-- BRIEF --
Print out every record exactly as it appears.

-- DATA SHOWN --
▶

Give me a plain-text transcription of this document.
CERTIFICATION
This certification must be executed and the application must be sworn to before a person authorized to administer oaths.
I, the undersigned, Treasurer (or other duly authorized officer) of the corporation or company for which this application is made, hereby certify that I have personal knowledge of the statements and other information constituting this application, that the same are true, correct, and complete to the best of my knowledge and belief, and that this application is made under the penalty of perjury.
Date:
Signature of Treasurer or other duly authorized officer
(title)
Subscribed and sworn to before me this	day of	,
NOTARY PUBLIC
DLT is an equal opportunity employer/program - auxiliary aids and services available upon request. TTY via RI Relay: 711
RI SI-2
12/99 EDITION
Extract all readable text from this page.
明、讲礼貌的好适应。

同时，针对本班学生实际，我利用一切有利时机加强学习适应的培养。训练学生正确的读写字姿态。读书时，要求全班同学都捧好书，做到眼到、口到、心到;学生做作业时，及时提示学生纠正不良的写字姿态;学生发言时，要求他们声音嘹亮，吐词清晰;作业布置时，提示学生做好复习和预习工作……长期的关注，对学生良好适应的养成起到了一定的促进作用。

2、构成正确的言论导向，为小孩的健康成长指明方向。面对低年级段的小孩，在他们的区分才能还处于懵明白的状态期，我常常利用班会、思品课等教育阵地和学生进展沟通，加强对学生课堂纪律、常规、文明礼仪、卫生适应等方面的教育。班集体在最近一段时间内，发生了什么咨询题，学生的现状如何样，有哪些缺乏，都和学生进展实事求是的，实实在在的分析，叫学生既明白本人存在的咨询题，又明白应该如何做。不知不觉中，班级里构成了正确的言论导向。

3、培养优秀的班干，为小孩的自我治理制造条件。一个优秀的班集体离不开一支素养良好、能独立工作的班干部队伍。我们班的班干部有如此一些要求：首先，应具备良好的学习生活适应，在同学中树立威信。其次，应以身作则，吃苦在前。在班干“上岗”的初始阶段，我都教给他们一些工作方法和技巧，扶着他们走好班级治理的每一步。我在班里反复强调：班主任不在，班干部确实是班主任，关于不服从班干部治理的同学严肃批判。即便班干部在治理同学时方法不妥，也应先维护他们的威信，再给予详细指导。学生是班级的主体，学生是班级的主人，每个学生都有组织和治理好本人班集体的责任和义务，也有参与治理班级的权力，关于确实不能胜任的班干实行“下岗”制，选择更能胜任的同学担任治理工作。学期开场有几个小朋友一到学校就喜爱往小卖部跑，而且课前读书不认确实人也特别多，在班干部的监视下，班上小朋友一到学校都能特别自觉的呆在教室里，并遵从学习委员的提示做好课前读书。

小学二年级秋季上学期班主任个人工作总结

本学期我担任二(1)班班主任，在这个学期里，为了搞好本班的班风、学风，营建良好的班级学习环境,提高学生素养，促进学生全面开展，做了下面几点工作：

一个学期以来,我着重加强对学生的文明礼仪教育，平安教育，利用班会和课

◀

-- EXPECTED ANSWER --
Give me a plain-text transcription of this document.
CERTIFICATION
This certification must be executed and the application must be sworn to before a person authorized to administer oaths.
I, the undersigned, Treasurer (or other duly authorized officer) of the corporation or company for which this application is made, hereby certify that I have personal knowledge of the statements and other information constituting this application, that the same are true, correct, and complete to the best of my knowledge and belief, and that this application is made under the penalty of perjury.
Date:
Signature of Treasurer or other duly authorized officer
(title)
Subscribed and sworn to before me this	day of	,
NOTARY PUBLIC
DLT is an equal opportunity employer/program - auxiliary aids and services available upon request. TTY via RI Relay: 711
RI SI-2
12/99 EDITION
Extract all readable text from this page.
明、讲礼貌的好适应。

同时，针对本班学生实际，我利用一切有利时机加强学习适应的培养。训练学生正确的读写字姿态。读书时，要求全班同学都捧好书，做到眼到、口到、心到;学生做作业时，及时提示学生纠正不良的写字姿态;学生发言时，要求他们声音嘹亮，吐词清晰;作业布置时，提示学生做好复习和预习工作……长期的关注，对学生良好适应的养成起到了一定的促进作用。

2、构成正确的言论导向，为小孩的健康成长指明方向。面对低年级段的小孩，在他们的区分才能还处于懵明白的状态期，我常常利用班会、思品课等教育阵地和学生进展沟通，加强对学生课堂纪律、常规、文明礼仪、卫生适应等方面的教育。班集体在最近一段时间内，发生了什么咨询题，学生的现状如何样，有哪些缺乏，都和学生进展实事求是的，实实在在的分析，叫学生既明白本人存在的咨询题，又明白应该如何做。不知不觉中，班级里构成了正确的言论导向。

3、培养优秀的班干，为小孩的自我治理制造条件。一个优秀的班集体离不开一支素养良好、能独立工作的班干部队伍。我们班的班干部有如此一些要求：首先，应具备良好的学习生活适应，在同学中树立威信。其次，应以身作则，吃苦在前。在班干“上岗”的初始阶段，我都教给他们一些工作方法和技巧，扶着他们走好班级治理的每一步。我在班里反复强调：班主任不在，班干部确实是班主任，关于不服从班干部治理的同学严肃批判。即便班干部在治理同学时方法不妥，也应先维护他们的威信，再给予详细指导。学生是班级的主体，学生是班级的主人，每个学生都有组织和治理好本人班集体的责任和义务，也有参与治理班级的权力，关于确实不能胜任的班干实行“下岗”制，选择更能胜任的同学担任治理工作。学期开场有几个小朋友一到学校就喜爱往小卖部跑，而且课前读书不认确实人也特别多，在班干部的监视下，班上小朋友一到学校都能特别自觉的呆在教室里，并遵从学习委员的提示做好课前读书。

小学二年级秋季上学期班主任个人工作总结

本学期我担任二(1)班班主任，在这个学期里，为了搞好本班的班风、学风，营建良好的班级学习环境,提高学生素养，促进学生全面开展，做了下面几点工作：

一个学期以来,我着重加强对学生的文明礼仪教育，平安教育，利用班会和课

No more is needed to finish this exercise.